=== Available records ===
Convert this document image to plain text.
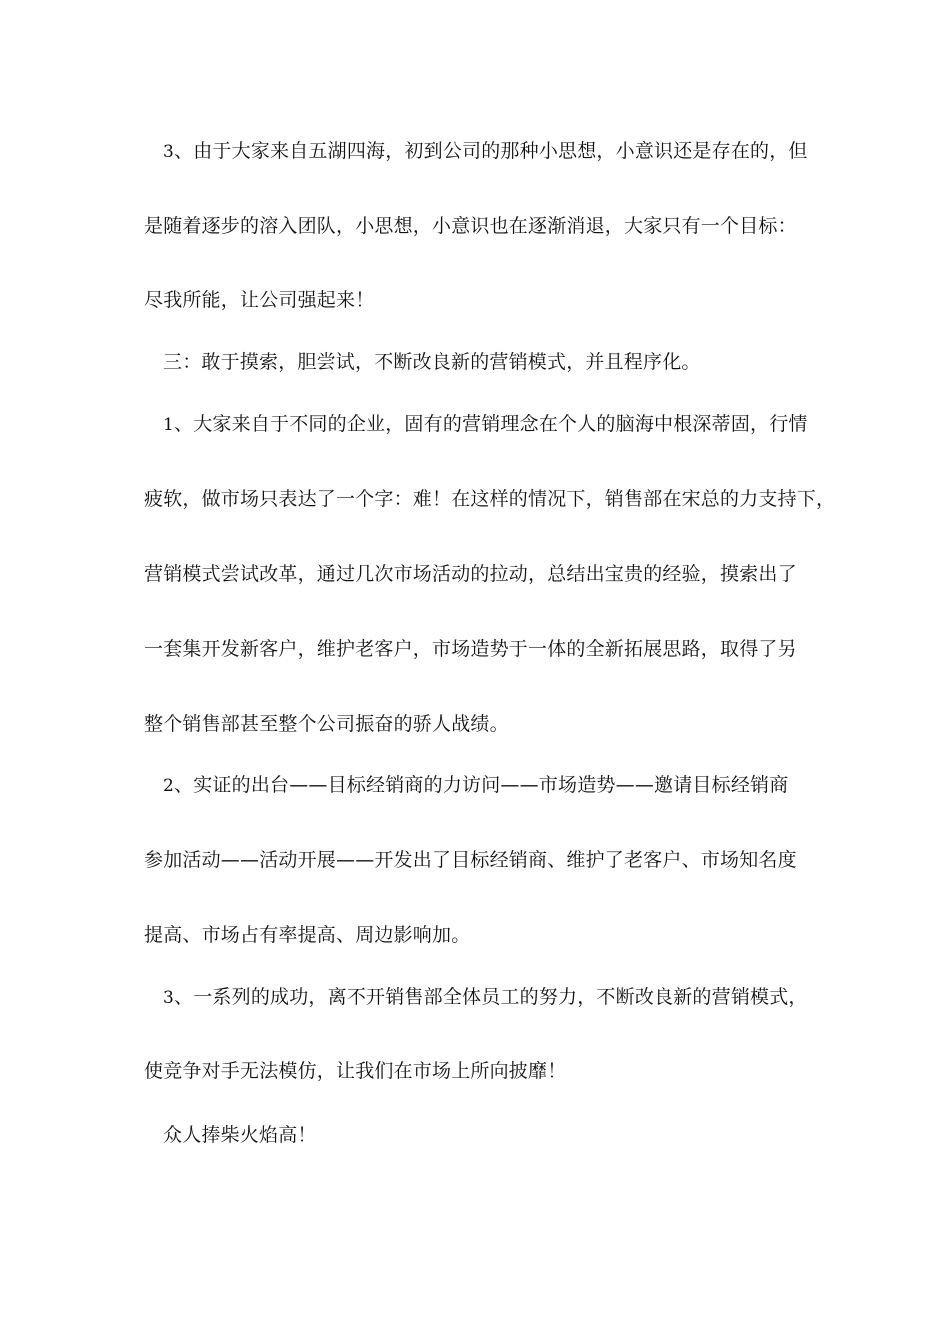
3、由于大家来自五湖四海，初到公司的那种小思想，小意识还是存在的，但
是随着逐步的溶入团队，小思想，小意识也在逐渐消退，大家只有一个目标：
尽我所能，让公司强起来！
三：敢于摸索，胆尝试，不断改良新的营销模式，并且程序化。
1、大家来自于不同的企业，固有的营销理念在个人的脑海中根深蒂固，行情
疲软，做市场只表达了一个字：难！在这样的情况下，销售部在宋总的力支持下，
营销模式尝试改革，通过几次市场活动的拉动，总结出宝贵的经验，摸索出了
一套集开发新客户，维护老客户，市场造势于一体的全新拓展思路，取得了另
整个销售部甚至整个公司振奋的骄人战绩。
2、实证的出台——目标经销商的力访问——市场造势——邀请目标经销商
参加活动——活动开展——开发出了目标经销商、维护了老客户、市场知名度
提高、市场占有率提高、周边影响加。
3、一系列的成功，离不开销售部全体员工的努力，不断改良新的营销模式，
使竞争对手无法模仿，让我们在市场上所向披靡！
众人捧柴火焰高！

=== Stated exercise ===
Return the material exactly as given, apart from the pictures.

=== Task solution ===
Convert this document image to plain text.
3、由于大家来自五湖四海，初到公司的那种小思想，小意识还是存在的，但
是随着逐步的溶入团队，小思想，小意识也在逐渐消退，大家只有一个目标：
尽我所能，让公司强起来！
三：敢于摸索，胆尝试，不断改良新的营销模式，并且程序化。
1、大家来自于不同的企业，固有的营销理念在个人的脑海中根深蒂固，行情
疲软，做市场只表达了一个字：难！在这样的情况下，销售部在宋总的力支持下，
营销模式尝试改革，通过几次市场活动的拉动，总结出宝贵的经验，摸索出了
一套集开发新客户，维护老客户，市场造势于一体的全新拓展思路，取得了另
整个销售部甚至整个公司振奋的骄人战绩。
2、实证的出台——目标经销商的力访问——市场造势——邀请目标经销商
参加活动——活动开展——开发出了目标经销商、维护了老客户、市场知名度
提高、市场占有率提高、周边影响加。
3、一系列的成功，离不开销售部全体员工的努力，不断改良新的营销模式，
使竞争对手无法模仿，让我们在市场上所向披靡！
众人捧柴火焰高！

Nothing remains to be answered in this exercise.